RECORDS:
######
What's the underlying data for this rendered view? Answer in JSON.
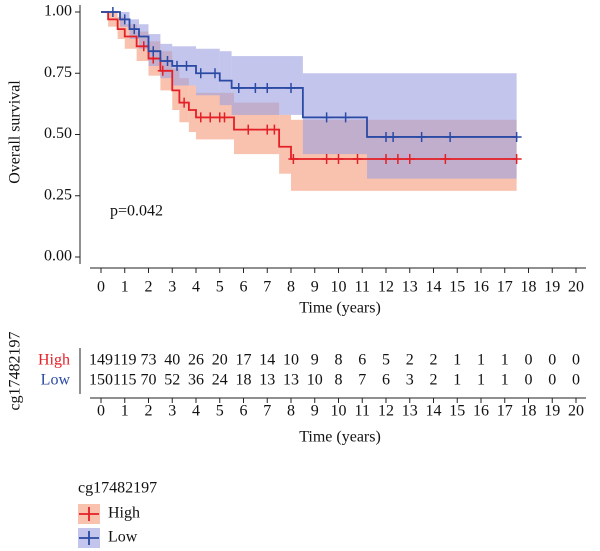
{
  "chart_data": {
    "type": "step",
    "xlabel": "Time (years)",
    "ylabel": "Overall survival",
    "annotation": "p=0.042",
    "legend_title": "cg17482197",
    "xlim": [
      0,
      20
    ],
    "xticks": [
      0,
      1,
      2,
      3,
      4,
      5,
      6,
      7,
      8,
      9,
      10,
      11,
      12,
      13,
      14,
      15,
      16,
      17,
      18,
      19,
      20
    ],
    "ylim": [
      0,
      1
    ],
    "yticks": [
      {
        "value": 0,
        "label": "0.00"
      },
      {
        "value": 0.25,
        "label": "0.25"
      },
      {
        "value": 0.5,
        "label": "0.50"
      },
      {
        "value": 0.75,
        "label": "0.75"
      },
      {
        "value": 1,
        "label": "1.00"
      }
    ],
    "series": [
      {
        "name": "High",
        "color": "#e41f26",
        "band_color": "#f59a7a",
        "x": [
          0,
          0.3,
          0.7,
          1,
          1.5,
          2,
          2.5,
          3,
          3.3,
          3.7,
          4,
          5.6,
          7.5,
          8,
          17.5
        ],
        "values": [
          1,
          0.97,
          0.93,
          0.9,
          0.86,
          0.81,
          0.76,
          0.68,
          0.63,
          0.6,
          0.57,
          0.52,
          0.45,
          0.4,
          0.4
        ],
        "lower": [
          1,
          0.94,
          0.89,
          0.85,
          0.8,
          0.74,
          0.68,
          0.6,
          0.55,
          0.51,
          0.48,
          0.42,
          0.34,
          0.27,
          0.27
        ],
        "upper": [
          1,
          1,
          0.98,
          0.95,
          0.92,
          0.88,
          0.84,
          0.77,
          0.73,
          0.7,
          0.67,
          0.63,
          0.58,
          0.56,
          0.56
        ],
        "censor_x": [
          1.8,
          2.2,
          2.6,
          3.5,
          4.2,
          4.6,
          5.0,
          5.2,
          6.2,
          7.0,
          7.3,
          8.1,
          9.5,
          10,
          10.8,
          12,
          12.5,
          13,
          14.5,
          17.5
        ],
        "censor_y": [
          0.86,
          0.81,
          0.76,
          0.63,
          0.57,
          0.57,
          0.57,
          0.57,
          0.52,
          0.52,
          0.52,
          0.4,
          0.4,
          0.4,
          0.4,
          0.4,
          0.4,
          0.4,
          0.4,
          0.4
        ]
      },
      {
        "name": "Low",
        "color": "#2a4aa3",
        "band_color": "#9b9ee0",
        "x": [
          0,
          0.8,
          1.2,
          1.6,
          2,
          2.5,
          3,
          4,
          5,
          5.5,
          8.5,
          11.2,
          17.5
        ],
        "values": [
          1,
          0.97,
          0.93,
          0.9,
          0.84,
          0.8,
          0.78,
          0.75,
          0.72,
          0.69,
          0.57,
          0.49,
          0.49
        ],
        "lower": [
          1,
          0.94,
          0.89,
          0.85,
          0.78,
          0.73,
          0.7,
          0.66,
          0.62,
          0.58,
          0.42,
          0.32,
          0.32
        ],
        "upper": [
          1,
          1,
          0.97,
          0.95,
          0.91,
          0.87,
          0.86,
          0.85,
          0.84,
          0.82,
          0.75,
          0.75,
          0.75
        ],
        "censor_x": [
          0.5,
          1.0,
          1.4,
          2.2,
          2.8,
          3.2,
          3.6,
          4.2,
          4.8,
          5.8,
          6.5,
          7.0,
          8.0,
          9.5,
          10.3,
          12.0,
          12.3,
          13.5,
          14.7,
          17.5
        ],
        "censor_y": [
          1,
          0.97,
          0.93,
          0.84,
          0.8,
          0.78,
          0.78,
          0.75,
          0.75,
          0.69,
          0.69,
          0.69,
          0.69,
          0.57,
          0.57,
          0.49,
          0.49,
          0.49,
          0.49,
          0.49
        ]
      }
    ],
    "risk_table": {
      "ylabel": "cg17482197",
      "xlabel": "Time (years)",
      "rows": [
        {
          "name": "High",
          "color": "#e41f26",
          "values": [
            149,
            119,
            73,
            40,
            26,
            20,
            17,
            14,
            10,
            9,
            8,
            6,
            5,
            2,
            2,
            1,
            1,
            1,
            0,
            0,
            0
          ]
        },
        {
          "name": "Low",
          "color": "#2a4aa3",
          "values": [
            150,
            115,
            70,
            52,
            36,
            24,
            18,
            13,
            13,
            10,
            8,
            7,
            6,
            3,
            2,
            1,
            1,
            1,
            0,
            0,
            0
          ]
        }
      ]
    }
  }
}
######
AIM OF THE TASK:
Go through the entries above and copy every line containing "years".

SOLUTION TO THE EXERCISE:
    "xlabel": "Time (years)",
      "xlabel": "Time (years)",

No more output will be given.